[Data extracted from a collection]
────

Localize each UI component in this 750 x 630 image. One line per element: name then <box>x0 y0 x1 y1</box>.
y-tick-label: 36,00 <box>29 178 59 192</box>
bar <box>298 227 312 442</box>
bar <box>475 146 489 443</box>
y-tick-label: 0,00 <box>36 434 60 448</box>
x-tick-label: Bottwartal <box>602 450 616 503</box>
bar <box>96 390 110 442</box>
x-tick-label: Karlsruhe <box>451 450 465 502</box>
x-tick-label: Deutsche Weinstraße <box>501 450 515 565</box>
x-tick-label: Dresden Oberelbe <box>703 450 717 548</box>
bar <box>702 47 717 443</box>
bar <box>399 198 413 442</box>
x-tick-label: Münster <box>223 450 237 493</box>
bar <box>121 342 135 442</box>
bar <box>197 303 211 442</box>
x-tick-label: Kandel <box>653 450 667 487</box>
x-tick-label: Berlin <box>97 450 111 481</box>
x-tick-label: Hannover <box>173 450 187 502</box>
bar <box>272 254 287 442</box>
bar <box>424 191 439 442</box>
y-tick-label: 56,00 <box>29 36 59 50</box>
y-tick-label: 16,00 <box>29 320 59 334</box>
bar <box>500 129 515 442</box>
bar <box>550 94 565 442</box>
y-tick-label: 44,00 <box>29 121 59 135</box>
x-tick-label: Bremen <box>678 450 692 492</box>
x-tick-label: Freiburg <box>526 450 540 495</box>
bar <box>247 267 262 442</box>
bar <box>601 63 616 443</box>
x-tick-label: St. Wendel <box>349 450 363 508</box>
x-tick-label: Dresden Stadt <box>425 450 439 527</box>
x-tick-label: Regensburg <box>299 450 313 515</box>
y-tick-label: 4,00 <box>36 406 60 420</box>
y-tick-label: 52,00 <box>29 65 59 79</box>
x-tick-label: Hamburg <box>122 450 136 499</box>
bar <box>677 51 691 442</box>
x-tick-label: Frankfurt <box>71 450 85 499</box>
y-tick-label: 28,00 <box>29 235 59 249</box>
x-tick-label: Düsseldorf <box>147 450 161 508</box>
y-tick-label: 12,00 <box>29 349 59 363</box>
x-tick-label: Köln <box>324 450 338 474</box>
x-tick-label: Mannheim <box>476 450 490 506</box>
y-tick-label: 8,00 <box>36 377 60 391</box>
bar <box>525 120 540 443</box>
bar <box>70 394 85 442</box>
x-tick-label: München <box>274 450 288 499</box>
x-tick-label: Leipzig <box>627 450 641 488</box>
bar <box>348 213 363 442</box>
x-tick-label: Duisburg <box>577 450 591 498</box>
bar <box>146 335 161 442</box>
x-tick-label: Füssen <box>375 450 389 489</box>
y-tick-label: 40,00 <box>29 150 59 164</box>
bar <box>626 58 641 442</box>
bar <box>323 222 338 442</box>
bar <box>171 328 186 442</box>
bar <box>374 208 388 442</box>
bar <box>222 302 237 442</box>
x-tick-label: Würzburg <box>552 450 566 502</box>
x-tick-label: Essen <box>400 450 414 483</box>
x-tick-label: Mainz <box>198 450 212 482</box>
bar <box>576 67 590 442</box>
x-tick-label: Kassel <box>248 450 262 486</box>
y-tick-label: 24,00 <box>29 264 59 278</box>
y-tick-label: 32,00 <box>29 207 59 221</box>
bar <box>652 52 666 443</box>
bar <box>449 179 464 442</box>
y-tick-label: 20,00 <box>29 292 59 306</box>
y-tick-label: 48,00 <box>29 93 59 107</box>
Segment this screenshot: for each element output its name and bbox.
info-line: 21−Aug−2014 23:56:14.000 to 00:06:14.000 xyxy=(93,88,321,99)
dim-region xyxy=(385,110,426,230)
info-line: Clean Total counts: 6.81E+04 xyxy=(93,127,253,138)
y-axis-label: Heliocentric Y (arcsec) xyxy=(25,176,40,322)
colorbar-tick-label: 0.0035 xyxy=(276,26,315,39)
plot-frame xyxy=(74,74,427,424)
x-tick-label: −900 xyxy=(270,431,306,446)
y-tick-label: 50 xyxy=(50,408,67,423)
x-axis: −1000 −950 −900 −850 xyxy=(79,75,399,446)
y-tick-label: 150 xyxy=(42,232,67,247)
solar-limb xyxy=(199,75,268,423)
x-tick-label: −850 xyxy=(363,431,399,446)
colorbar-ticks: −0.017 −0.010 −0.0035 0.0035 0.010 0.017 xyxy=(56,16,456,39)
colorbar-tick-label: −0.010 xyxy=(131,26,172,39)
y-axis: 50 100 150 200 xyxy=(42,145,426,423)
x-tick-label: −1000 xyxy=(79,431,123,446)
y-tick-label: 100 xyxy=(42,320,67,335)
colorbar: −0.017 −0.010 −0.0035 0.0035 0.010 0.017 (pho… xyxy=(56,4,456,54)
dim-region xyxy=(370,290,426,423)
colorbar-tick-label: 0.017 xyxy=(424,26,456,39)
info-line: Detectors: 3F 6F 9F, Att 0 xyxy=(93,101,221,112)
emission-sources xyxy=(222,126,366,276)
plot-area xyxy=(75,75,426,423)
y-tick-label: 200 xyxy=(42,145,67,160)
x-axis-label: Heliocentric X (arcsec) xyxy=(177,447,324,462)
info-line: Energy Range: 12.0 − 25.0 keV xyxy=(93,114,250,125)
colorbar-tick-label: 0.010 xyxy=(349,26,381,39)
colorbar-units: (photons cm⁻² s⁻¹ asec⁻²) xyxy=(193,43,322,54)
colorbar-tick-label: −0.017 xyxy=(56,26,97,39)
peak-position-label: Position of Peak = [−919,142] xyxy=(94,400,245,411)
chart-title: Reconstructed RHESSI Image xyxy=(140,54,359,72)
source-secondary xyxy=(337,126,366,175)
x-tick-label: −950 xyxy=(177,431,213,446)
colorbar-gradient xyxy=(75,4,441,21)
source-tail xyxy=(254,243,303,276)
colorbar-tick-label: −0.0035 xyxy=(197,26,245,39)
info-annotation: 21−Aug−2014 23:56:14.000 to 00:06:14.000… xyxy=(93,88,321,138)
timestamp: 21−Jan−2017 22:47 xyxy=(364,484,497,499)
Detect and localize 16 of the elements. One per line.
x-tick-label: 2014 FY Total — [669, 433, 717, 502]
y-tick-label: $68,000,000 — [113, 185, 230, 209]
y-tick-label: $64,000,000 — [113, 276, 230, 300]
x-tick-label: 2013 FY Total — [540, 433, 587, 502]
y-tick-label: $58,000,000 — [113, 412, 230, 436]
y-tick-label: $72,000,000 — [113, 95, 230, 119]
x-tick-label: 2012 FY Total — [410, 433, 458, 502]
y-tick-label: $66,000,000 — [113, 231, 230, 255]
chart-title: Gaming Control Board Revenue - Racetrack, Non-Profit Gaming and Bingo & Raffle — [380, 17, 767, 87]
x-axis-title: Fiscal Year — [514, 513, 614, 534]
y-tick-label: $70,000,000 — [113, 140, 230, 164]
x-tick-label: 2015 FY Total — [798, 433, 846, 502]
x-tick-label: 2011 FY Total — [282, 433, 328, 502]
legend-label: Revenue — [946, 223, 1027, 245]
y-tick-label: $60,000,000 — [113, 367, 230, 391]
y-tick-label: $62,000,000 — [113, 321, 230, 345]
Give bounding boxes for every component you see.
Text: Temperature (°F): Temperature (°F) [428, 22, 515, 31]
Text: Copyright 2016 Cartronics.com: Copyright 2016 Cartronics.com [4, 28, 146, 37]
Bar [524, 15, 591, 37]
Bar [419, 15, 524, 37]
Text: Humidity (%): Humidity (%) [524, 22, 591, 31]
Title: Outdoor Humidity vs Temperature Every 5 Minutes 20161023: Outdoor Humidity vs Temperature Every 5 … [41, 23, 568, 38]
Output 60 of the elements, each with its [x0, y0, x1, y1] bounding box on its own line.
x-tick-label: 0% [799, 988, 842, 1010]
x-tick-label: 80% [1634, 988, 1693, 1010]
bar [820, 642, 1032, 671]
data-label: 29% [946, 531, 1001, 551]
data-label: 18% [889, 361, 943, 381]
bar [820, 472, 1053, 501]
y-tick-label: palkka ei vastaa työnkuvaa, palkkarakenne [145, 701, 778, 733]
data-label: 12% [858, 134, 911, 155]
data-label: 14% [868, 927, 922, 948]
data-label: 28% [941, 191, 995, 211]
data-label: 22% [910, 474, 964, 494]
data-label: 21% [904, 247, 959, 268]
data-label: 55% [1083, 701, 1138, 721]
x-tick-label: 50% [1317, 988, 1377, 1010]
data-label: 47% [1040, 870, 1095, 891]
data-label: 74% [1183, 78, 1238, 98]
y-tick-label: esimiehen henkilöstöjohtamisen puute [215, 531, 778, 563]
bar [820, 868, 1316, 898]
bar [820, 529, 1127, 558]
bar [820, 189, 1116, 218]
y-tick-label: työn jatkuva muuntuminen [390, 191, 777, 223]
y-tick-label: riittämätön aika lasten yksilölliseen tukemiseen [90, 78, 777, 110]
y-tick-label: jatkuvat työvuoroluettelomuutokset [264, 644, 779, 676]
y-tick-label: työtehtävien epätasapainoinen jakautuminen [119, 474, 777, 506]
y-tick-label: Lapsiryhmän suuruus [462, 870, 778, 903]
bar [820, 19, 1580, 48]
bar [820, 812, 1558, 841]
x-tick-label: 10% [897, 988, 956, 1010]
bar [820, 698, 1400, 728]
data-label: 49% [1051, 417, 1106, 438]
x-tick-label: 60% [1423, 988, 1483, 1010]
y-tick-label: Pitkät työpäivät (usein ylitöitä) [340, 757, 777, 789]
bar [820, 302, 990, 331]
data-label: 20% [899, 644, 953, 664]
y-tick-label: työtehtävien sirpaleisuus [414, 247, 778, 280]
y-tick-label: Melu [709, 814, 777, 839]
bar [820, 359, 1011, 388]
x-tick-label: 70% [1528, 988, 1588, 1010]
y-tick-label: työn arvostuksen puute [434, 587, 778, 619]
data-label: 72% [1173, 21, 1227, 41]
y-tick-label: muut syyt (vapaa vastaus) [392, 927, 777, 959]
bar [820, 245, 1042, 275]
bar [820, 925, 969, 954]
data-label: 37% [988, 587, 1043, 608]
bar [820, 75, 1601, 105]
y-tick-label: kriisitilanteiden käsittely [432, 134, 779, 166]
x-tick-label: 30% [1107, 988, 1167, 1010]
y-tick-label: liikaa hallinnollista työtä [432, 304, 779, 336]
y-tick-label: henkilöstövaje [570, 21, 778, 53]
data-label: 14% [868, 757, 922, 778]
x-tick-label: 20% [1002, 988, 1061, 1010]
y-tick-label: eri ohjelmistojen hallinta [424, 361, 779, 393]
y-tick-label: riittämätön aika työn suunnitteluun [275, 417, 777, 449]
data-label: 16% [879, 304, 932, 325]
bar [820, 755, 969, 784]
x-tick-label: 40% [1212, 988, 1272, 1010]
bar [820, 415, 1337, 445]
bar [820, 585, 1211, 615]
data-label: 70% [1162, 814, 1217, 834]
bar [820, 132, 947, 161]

────

Given request :: Return the lines exactly as they appear, starting with the first line of the records and going on through the line with "x-tick-label: Berlin <box>97".

Full solution ::
Localize each UI component in this 750 x 630 image. One line per element: name then <box>x0 y0 x1 y1</box>.
y-tick-label: 36,00 <box>29 178 59 192</box>
bar <box>298 227 312 442</box>
bar <box>475 146 489 443</box>
y-tick-label: 0,00 <box>36 434 60 448</box>
x-tick-label: Bottwartal <box>602 450 616 503</box>
bar <box>96 390 110 442</box>
x-tick-label: Karlsruhe <box>451 450 465 502</box>
x-tick-label: Deutsche Weinstraße <box>501 450 515 565</box>
x-tick-label: Dresden Oberelbe <box>703 450 717 548</box>
bar <box>702 47 717 443</box>
bar <box>399 198 413 442</box>
x-tick-label: Münster <box>223 450 237 493</box>
bar <box>121 342 135 442</box>
bar <box>197 303 211 442</box>
x-tick-label: Kandel <box>653 450 667 487</box>
x-tick-label: Berlin <box>97 450 111 481</box>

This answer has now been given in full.